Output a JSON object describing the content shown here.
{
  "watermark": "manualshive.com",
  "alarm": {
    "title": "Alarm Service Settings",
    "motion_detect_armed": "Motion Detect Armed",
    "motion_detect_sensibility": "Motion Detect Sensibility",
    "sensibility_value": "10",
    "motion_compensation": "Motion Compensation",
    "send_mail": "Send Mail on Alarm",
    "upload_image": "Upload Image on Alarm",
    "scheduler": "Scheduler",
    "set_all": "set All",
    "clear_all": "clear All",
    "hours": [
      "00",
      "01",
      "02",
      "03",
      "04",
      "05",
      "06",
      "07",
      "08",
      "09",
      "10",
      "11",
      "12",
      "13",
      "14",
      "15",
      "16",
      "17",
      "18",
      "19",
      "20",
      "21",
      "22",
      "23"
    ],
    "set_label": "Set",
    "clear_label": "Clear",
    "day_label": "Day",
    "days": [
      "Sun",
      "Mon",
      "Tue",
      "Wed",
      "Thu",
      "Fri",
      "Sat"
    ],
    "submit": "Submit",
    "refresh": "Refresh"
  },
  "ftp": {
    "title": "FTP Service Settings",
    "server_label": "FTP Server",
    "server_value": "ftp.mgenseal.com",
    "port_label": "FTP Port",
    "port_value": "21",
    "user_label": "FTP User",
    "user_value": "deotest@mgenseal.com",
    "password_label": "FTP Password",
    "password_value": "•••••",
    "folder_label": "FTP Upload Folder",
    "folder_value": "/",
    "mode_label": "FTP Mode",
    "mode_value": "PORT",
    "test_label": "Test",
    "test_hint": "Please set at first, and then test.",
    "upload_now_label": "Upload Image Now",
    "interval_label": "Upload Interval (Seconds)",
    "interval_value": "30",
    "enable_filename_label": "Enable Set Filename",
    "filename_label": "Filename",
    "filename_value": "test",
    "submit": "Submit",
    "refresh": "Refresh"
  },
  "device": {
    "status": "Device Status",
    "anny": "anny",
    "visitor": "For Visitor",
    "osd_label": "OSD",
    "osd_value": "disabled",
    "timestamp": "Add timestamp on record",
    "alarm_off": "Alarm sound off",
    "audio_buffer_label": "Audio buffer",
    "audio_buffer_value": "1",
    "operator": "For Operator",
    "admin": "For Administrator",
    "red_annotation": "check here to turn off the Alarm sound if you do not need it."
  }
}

-=-=-

**Short task**
What count of lines in the listing contain the word "Motion"? Reply with the number only.

**Finished task**
3